▶ Problem to solve
For the entries below, how many lines include the word "μόνο"? Give the figure and nothing more.

-- start Data --

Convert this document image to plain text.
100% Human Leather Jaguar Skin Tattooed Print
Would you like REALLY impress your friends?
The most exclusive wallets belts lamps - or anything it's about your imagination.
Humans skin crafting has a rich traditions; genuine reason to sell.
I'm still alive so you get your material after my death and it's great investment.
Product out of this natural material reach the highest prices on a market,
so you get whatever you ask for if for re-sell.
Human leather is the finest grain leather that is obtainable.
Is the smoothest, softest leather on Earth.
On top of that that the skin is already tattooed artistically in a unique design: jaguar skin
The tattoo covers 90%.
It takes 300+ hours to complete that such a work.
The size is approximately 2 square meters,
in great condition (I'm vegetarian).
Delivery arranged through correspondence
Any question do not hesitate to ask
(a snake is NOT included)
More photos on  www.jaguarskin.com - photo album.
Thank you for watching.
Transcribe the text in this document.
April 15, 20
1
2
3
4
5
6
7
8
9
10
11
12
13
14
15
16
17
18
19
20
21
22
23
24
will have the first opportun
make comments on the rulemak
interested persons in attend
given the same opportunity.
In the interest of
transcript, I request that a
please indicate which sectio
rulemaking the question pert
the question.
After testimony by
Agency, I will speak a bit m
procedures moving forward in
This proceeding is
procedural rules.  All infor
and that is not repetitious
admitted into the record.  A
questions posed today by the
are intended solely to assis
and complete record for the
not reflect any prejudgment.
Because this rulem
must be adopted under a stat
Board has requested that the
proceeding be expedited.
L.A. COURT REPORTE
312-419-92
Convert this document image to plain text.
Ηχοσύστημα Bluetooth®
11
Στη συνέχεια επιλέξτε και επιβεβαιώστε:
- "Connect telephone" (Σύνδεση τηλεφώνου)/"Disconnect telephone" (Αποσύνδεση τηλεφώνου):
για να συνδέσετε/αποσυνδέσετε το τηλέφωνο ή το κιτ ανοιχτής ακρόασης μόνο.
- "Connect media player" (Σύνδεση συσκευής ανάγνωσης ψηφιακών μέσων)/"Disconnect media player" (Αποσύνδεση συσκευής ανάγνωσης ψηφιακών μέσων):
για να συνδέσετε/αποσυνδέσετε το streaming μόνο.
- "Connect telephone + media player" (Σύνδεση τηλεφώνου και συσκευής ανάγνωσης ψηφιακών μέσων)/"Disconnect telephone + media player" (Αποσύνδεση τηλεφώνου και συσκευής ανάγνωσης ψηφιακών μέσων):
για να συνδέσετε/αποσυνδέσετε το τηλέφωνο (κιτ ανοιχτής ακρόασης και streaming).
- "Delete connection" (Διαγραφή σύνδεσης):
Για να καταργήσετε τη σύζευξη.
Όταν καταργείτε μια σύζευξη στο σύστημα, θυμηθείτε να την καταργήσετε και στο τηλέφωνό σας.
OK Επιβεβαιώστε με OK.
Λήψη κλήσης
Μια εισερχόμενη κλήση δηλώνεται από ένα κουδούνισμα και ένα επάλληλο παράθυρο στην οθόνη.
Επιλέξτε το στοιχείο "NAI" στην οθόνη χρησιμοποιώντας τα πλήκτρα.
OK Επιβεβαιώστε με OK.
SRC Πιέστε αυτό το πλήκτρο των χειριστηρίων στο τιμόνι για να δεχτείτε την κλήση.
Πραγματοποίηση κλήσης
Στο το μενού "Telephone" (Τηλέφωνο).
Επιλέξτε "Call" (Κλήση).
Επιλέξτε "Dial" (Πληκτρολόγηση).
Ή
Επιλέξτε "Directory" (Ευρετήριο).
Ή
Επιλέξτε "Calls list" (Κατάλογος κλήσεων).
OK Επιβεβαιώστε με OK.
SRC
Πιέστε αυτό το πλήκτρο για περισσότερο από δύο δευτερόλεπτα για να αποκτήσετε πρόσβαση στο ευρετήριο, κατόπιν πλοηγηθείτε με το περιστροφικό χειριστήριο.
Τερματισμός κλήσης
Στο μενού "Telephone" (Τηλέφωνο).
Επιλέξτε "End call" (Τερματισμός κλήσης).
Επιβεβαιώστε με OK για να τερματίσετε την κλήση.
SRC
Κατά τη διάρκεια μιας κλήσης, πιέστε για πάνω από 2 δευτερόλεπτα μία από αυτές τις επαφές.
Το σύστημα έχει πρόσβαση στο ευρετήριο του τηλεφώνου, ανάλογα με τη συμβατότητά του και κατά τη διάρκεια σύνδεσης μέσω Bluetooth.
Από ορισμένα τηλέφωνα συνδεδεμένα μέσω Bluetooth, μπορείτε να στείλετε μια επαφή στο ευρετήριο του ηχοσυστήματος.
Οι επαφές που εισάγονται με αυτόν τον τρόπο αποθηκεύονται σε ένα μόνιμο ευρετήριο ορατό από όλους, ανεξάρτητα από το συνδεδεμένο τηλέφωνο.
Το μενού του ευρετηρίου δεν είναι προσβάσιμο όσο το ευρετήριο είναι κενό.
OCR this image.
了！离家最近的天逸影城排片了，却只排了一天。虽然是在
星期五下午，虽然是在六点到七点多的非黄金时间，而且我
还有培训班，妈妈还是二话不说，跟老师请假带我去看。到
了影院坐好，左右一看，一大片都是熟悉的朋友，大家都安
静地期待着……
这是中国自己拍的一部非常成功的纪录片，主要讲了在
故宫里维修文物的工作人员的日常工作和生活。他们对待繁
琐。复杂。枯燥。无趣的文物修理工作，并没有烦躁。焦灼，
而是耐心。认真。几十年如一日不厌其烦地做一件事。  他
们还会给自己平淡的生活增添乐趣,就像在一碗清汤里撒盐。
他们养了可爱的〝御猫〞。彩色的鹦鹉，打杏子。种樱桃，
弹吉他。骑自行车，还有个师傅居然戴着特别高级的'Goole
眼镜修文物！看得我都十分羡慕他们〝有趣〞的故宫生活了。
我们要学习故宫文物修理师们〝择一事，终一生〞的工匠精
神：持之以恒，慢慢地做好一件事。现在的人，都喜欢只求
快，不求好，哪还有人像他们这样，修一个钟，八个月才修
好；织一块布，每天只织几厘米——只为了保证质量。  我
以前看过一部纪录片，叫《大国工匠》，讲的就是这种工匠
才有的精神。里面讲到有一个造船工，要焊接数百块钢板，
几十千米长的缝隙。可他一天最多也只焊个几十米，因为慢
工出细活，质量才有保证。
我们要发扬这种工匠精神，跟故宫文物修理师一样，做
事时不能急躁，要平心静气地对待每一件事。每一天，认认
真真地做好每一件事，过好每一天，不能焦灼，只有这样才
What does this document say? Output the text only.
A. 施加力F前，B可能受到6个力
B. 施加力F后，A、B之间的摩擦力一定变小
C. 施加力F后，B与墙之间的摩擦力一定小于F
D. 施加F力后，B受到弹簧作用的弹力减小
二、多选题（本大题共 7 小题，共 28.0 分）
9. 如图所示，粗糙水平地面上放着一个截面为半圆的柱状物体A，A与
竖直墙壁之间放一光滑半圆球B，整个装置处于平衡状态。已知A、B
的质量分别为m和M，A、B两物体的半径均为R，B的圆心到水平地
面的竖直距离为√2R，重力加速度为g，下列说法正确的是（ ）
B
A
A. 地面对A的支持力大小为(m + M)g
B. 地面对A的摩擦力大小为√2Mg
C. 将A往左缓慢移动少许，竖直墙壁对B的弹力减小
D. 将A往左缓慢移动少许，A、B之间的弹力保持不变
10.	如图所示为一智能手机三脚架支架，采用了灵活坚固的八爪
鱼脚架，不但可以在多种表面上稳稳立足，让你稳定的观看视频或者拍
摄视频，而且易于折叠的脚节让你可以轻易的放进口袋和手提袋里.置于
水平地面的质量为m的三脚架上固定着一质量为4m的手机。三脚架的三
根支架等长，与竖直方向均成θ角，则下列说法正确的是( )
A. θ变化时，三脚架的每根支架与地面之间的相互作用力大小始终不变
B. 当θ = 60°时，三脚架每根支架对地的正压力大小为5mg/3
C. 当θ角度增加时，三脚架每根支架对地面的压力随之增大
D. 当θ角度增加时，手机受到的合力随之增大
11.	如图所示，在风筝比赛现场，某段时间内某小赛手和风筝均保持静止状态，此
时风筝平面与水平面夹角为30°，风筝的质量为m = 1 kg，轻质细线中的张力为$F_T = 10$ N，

-- end Data --

▶ Problem solution
2